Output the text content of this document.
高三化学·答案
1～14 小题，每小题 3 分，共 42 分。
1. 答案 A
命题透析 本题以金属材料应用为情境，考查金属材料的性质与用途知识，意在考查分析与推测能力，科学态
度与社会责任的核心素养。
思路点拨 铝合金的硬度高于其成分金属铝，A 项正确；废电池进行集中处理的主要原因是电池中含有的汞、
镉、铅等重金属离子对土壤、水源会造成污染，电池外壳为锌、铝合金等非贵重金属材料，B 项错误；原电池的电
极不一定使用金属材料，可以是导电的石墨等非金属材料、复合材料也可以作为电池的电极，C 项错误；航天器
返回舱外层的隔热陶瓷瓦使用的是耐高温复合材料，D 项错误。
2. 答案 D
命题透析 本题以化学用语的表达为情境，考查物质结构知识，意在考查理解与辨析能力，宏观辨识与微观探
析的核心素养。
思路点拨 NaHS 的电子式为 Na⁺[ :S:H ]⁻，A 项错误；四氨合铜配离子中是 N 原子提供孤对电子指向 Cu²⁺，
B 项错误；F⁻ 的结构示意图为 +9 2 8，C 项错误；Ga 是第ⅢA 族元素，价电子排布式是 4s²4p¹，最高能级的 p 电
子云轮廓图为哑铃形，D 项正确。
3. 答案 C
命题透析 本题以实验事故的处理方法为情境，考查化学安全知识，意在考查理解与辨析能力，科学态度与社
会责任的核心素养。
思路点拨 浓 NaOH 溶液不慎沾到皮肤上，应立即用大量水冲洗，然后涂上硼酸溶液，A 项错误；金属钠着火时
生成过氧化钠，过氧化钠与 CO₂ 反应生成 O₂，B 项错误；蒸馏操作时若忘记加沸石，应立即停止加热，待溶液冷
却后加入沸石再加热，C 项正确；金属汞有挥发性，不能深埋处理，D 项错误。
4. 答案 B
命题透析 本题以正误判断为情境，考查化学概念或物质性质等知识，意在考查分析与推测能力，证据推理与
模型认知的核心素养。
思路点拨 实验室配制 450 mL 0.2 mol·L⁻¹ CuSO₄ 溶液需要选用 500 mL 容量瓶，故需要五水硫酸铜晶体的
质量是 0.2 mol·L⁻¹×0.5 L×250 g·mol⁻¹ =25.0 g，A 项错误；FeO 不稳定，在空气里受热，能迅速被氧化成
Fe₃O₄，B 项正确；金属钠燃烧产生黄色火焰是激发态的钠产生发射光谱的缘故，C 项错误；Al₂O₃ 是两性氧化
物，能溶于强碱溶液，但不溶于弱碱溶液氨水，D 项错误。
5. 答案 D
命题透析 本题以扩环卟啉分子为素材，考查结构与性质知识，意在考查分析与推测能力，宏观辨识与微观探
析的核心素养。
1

-- What is asked --
Copy all of the data. Keep every word exactly as it is.

-- Final result --
Output the text content of this document.
高三化学·答案
1～14 小题，每小题 3 分，共 42 分。
1. 答案 A
命题透析 本题以金属材料应用为情境，考查金属材料的性质与用途知识，意在考查分析与推测能力，科学态
度与社会责任的核心素养。
思路点拨 铝合金的硬度高于其成分金属铝，A 项正确；废电池进行集中处理的主要原因是电池中含有的汞、
镉、铅等重金属离子对土壤、水源会造成污染，电池外壳为锌、铝合金等非贵重金属材料，B 项错误；原电池的电
极不一定使用金属材料，可以是导电的石墨等非金属材料、复合材料也可以作为电池的电极，C 项错误；航天器
返回舱外层的隔热陶瓷瓦使用的是耐高温复合材料，D 项错误。
2. 答案 D
命题透析 本题以化学用语的表达为情境，考查物质结构知识，意在考查理解与辨析能力，宏观辨识与微观探
析的核心素养。
思路点拨 NaHS 的电子式为 Na⁺[ :S:H ]⁻，A 项错误；四氨合铜配离子中是 N 原子提供孤对电子指向 Cu²⁺，
B 项错误；F⁻ 的结构示意图为 +9 2 8，C 项错误；Ga 是第ⅢA 族元素，价电子排布式是 4s²4p¹，最高能级的 p 电
子云轮廓图为哑铃形，D 项正确。
3. 答案 C
命题透析 本题以实验事故的处理方法为情境，考查化学安全知识，意在考查理解与辨析能力，科学态度与社
会责任的核心素养。
思路点拨 浓 NaOH 溶液不慎沾到皮肤上，应立即用大量水冲洗，然后涂上硼酸溶液，A 项错误；金属钠着火时
生成过氧化钠，过氧化钠与 CO₂ 反应生成 O₂，B 项错误；蒸馏操作时若忘记加沸石，应立即停止加热，待溶液冷
却后加入沸石再加热，C 项正确；金属汞有挥发性，不能深埋处理，D 项错误。
4. 答案 B
命题透析 本题以正误判断为情境，考查化学概念或物质性质等知识，意在考查分析与推测能力，证据推理与
模型认知的核心素养。
思路点拨 实验室配制 450 mL 0.2 mol·L⁻¹ CuSO₄ 溶液需要选用 500 mL 容量瓶，故需要五水硫酸铜晶体的
质量是 0.2 mol·L⁻¹×0.5 L×250 g·mol⁻¹ =25.0 g，A 项错误；FeO 不稳定，在空气里受热，能迅速被氧化成
Fe₃O₄，B 项正确；金属钠燃烧产生黄色火焰是激发态的钠产生发射光谱的缘故，C 项错误；Al₂O₃ 是两性氧化
物，能溶于强碱溶液，但不溶于弱碱溶液氨水，D 项错误。
5. 答案 D
命题透析 本题以扩环卟啉分子为素材，考查结构与性质知识，意在考查分析与推测能力，宏观辨识与微观探
析的核心素养。
1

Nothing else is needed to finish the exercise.